** START EXTRACTED MATERIAL **

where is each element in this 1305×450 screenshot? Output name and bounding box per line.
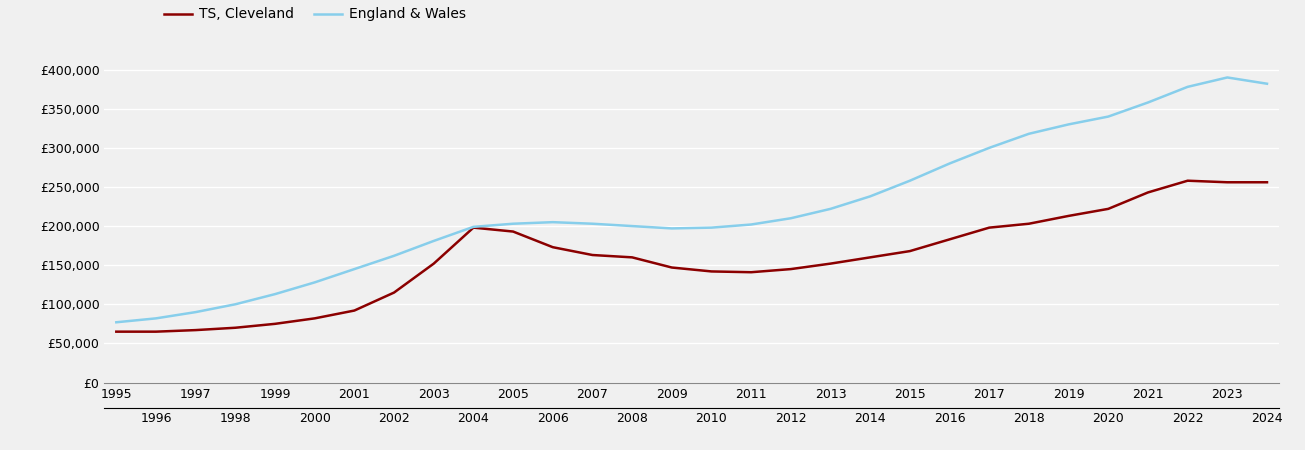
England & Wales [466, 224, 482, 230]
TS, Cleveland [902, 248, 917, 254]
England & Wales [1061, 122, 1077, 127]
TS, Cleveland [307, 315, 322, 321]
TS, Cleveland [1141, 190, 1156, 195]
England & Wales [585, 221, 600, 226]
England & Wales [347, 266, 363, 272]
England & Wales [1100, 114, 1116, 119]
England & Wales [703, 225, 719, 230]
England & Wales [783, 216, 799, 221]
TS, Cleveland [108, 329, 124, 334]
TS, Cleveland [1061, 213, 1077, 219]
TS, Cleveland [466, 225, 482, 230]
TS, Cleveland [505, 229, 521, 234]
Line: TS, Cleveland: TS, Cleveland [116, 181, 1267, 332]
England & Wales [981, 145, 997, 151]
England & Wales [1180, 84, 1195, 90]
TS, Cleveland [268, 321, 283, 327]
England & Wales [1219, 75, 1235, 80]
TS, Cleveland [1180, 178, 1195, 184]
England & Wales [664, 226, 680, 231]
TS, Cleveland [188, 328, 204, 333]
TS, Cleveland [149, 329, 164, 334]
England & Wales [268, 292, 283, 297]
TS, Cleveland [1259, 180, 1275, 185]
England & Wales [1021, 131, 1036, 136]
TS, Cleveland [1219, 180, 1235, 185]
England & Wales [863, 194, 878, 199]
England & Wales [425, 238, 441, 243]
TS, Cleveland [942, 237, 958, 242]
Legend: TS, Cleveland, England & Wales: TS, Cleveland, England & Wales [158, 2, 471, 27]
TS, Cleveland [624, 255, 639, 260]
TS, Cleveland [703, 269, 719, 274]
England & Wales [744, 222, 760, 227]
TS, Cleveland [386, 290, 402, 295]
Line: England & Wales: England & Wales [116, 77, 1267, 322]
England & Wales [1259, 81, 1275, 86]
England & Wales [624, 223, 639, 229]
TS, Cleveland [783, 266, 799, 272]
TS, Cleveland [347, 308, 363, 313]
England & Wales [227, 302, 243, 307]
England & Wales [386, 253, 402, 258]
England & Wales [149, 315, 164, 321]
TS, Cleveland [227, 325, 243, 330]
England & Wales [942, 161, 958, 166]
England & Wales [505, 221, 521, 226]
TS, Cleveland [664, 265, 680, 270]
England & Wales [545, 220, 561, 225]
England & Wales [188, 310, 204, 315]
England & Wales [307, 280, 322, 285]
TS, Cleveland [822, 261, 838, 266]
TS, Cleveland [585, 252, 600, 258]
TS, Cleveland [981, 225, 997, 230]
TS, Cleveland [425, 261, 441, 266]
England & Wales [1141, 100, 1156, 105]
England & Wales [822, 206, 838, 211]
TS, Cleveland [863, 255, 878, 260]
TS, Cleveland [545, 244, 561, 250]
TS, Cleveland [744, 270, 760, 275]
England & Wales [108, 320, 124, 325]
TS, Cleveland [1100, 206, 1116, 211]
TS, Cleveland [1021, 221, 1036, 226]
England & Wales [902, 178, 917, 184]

** END EXTRACTED MATERIAL **
** START EXTRACTED MATERIAL **

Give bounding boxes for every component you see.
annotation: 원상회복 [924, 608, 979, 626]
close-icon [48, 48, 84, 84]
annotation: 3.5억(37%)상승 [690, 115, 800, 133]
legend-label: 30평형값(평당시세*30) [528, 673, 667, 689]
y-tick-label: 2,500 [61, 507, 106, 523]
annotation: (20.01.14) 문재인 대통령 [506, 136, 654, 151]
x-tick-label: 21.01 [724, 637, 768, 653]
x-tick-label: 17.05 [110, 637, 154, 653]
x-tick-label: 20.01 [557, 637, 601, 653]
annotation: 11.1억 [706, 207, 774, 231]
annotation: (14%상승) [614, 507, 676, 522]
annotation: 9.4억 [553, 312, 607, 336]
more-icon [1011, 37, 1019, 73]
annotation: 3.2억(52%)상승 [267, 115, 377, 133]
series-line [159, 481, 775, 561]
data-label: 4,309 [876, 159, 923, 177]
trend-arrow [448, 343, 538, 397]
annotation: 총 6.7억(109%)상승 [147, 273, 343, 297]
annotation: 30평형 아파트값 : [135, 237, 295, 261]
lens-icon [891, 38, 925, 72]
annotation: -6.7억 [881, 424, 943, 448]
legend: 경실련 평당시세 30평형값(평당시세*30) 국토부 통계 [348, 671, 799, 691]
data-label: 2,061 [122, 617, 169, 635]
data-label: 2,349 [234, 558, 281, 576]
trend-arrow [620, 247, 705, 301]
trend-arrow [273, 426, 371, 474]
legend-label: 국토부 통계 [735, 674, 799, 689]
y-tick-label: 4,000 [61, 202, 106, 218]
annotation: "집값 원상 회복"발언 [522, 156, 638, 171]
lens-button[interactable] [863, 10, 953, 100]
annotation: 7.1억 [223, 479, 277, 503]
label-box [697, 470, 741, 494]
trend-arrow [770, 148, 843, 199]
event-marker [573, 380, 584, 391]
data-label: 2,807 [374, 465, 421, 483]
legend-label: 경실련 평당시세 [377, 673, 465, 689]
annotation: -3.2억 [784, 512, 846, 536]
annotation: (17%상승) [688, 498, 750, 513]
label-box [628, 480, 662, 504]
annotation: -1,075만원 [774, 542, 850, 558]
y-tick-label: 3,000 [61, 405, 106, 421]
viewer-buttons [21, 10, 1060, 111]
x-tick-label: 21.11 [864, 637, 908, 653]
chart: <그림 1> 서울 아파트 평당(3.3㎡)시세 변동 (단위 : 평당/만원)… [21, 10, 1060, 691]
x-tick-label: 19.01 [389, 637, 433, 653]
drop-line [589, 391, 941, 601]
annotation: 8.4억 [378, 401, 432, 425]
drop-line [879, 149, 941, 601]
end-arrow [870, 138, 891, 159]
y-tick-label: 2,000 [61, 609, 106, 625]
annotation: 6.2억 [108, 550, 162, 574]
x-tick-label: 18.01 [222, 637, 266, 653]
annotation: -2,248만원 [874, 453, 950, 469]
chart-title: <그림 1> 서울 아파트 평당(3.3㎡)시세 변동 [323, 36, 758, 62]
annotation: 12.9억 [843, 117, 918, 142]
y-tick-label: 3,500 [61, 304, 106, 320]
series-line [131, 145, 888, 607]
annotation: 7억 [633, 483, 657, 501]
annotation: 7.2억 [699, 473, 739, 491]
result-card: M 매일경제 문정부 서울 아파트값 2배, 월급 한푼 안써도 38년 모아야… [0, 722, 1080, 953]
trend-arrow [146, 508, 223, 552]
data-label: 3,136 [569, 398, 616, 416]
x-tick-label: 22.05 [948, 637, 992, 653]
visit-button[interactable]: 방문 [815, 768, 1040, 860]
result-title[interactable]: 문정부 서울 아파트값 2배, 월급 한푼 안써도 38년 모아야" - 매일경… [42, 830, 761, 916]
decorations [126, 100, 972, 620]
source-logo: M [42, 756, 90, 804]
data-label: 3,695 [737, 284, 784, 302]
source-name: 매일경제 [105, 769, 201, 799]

** END EXTRACTED MATERIAL **
** START EXTRACTED MATERIAL **

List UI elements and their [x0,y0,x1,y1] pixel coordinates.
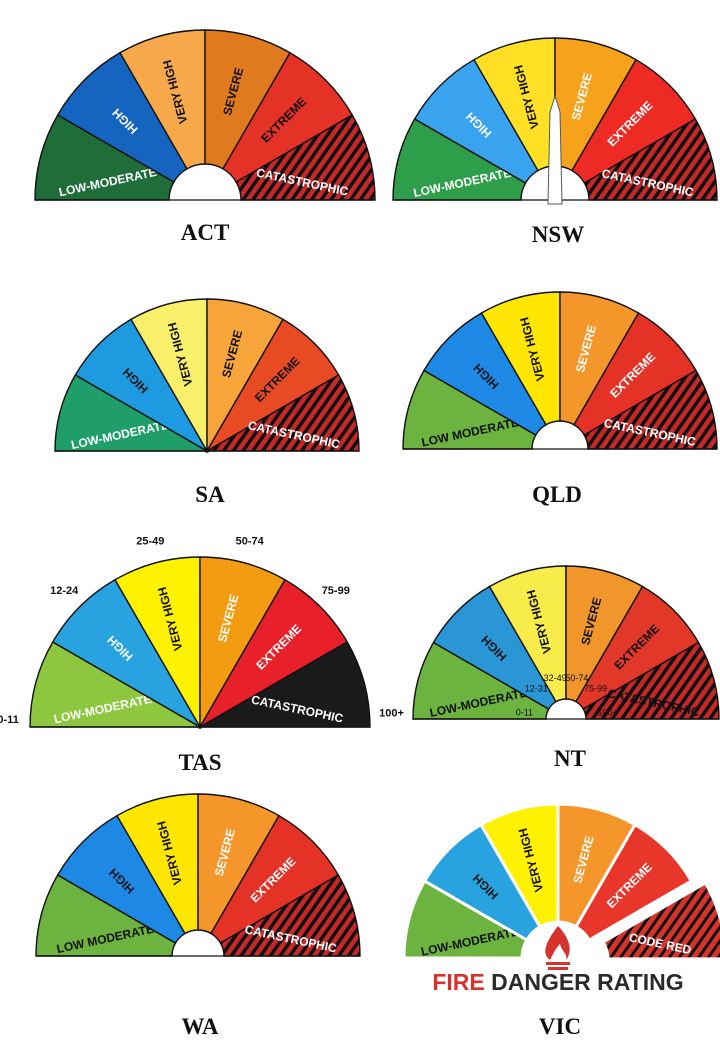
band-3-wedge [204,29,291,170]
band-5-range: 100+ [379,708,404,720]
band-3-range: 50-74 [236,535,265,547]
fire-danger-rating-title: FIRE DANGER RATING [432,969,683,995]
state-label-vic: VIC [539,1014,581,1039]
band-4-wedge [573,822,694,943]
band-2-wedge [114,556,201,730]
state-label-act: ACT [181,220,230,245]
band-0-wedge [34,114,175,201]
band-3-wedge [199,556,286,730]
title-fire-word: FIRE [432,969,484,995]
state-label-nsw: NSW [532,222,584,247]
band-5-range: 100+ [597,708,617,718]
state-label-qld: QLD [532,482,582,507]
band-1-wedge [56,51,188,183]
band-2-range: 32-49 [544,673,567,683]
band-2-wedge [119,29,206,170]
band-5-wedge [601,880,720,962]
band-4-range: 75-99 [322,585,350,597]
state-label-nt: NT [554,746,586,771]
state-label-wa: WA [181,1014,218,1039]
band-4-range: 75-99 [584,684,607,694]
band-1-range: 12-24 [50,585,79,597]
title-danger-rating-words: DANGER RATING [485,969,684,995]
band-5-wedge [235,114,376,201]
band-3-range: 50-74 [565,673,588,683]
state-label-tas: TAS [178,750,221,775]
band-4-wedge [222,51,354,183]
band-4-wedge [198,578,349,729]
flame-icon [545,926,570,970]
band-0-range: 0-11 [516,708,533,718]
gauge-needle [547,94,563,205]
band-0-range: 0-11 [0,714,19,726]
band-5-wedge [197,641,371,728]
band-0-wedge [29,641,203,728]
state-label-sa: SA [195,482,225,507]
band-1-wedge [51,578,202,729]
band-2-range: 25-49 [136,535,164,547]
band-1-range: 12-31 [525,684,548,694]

** END EXTRACTED MATERIAL **

▸ **DO THIS**: Copy out word for word the rows above, from the one containing "band-3-wedge [204,29,291,170]" through the one containing "band-2-wedge [114,556,201,730]", with both of those included.

▸ **EXERCISE ANSWER**:
band-3-wedge [204,29,291,170]
band-5-range: 100+ [379,708,404,720]
band-3-range: 50-74 [236,535,265,547]
fire-danger-rating-title: FIRE DANGER RATING [432,969,683,995]
state-label-vic: VIC [539,1014,581,1039]
band-4-wedge [573,822,694,943]
band-2-wedge [114,556,201,730]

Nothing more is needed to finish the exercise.